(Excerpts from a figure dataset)
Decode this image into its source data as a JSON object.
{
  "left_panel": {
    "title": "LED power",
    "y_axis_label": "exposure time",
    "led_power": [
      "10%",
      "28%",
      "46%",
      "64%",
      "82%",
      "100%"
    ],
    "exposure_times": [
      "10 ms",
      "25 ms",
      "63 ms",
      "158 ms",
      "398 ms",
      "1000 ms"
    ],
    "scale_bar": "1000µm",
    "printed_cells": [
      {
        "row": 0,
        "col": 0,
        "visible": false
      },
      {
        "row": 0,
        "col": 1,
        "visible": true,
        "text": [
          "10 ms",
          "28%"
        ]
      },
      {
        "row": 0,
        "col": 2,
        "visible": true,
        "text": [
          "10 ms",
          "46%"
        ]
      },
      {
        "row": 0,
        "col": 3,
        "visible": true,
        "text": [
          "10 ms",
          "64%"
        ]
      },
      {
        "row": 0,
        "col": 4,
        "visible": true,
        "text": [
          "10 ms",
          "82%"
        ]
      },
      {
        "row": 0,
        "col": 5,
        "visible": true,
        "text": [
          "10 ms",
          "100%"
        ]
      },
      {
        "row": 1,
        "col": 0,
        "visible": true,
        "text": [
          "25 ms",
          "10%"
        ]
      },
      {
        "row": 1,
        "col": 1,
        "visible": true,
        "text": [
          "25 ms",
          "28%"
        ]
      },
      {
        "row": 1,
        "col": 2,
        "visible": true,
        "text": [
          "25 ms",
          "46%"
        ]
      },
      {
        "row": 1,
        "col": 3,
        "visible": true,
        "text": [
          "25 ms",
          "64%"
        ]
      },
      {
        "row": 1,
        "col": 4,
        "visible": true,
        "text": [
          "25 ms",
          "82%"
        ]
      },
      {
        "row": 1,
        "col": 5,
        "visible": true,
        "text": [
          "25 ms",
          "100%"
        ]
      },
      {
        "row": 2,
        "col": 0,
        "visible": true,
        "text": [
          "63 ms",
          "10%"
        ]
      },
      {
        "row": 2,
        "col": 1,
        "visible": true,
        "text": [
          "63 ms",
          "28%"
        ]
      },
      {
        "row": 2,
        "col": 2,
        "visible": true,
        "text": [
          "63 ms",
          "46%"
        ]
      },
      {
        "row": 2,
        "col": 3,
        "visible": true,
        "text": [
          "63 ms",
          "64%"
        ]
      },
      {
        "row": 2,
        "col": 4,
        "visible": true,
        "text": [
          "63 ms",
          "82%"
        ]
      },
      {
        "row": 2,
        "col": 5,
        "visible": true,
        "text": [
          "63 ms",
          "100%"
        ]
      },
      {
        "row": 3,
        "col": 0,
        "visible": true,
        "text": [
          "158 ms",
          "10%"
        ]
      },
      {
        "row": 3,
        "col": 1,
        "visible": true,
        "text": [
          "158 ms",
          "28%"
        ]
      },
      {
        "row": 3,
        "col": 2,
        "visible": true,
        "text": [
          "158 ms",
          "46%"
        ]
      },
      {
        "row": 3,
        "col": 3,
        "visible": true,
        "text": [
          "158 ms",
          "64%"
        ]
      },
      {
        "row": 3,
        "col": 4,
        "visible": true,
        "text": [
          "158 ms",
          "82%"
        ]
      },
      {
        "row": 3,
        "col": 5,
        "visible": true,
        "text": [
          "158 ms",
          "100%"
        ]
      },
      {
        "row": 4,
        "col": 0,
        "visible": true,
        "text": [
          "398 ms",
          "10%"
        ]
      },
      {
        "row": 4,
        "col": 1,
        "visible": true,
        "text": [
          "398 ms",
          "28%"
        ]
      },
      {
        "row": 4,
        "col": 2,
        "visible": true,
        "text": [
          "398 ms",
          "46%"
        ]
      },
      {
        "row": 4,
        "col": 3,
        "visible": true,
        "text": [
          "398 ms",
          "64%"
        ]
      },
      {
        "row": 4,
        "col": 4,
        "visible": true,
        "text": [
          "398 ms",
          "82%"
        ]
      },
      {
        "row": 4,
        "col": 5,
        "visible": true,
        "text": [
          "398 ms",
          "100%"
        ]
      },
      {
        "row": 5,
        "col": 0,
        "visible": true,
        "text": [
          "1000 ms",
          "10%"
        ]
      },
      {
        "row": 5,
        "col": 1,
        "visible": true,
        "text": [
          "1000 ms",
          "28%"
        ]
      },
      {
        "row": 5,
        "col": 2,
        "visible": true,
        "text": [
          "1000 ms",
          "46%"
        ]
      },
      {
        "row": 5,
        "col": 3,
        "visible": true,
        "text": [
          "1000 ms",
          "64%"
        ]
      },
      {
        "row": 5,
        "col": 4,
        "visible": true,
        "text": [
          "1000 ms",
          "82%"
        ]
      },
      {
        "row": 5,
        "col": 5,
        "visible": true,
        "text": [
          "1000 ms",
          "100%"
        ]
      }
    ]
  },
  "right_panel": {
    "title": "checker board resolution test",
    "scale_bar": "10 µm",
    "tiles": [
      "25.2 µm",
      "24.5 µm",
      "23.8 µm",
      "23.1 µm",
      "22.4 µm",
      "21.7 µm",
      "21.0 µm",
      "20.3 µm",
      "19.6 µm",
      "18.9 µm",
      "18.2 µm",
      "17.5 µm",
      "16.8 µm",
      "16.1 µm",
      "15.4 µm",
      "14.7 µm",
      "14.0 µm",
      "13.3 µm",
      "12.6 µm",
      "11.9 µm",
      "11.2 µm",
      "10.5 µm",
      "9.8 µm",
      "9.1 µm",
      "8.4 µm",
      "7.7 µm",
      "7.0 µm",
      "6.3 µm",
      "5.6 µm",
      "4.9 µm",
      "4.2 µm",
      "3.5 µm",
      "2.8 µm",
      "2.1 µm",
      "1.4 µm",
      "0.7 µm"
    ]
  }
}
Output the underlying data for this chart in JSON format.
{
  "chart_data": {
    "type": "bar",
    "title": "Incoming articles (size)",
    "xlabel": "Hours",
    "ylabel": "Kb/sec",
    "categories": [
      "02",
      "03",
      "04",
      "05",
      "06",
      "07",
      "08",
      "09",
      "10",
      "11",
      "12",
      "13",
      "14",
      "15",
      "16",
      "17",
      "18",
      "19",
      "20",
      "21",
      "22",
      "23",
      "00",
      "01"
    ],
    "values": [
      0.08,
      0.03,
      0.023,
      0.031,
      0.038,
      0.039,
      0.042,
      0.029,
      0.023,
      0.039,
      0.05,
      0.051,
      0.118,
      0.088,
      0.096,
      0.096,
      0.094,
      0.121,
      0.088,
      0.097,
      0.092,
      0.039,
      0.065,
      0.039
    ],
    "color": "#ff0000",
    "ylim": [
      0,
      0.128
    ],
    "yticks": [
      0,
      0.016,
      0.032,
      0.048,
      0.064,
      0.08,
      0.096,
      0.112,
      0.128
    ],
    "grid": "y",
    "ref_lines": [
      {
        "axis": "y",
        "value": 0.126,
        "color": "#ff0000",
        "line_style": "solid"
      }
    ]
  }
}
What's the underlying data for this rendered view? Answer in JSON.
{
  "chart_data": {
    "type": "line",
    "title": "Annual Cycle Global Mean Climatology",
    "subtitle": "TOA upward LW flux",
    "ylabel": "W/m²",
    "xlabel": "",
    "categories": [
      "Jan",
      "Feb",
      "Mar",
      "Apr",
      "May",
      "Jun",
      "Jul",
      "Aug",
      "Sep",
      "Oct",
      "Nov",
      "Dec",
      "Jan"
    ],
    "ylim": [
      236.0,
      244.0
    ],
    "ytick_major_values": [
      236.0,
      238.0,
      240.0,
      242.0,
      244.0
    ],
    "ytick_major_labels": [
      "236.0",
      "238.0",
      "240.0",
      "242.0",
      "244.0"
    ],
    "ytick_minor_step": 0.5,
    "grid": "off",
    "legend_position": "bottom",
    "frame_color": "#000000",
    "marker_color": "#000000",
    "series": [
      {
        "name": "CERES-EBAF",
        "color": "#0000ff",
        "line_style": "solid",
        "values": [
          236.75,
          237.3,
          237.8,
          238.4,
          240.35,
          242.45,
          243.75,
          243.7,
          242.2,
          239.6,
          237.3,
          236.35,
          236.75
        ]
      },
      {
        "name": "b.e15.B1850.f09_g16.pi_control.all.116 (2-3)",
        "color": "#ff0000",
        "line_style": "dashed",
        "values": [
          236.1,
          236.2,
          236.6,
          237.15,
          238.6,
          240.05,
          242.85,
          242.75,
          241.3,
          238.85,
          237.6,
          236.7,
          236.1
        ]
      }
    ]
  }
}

> _Task to complete_
Lines containing the string "underlying" are to be selected and copied.

> _In response_
Output the underlying data for this chart in JSON format.
What's the underlying data for this rendered view? Answer in JSON.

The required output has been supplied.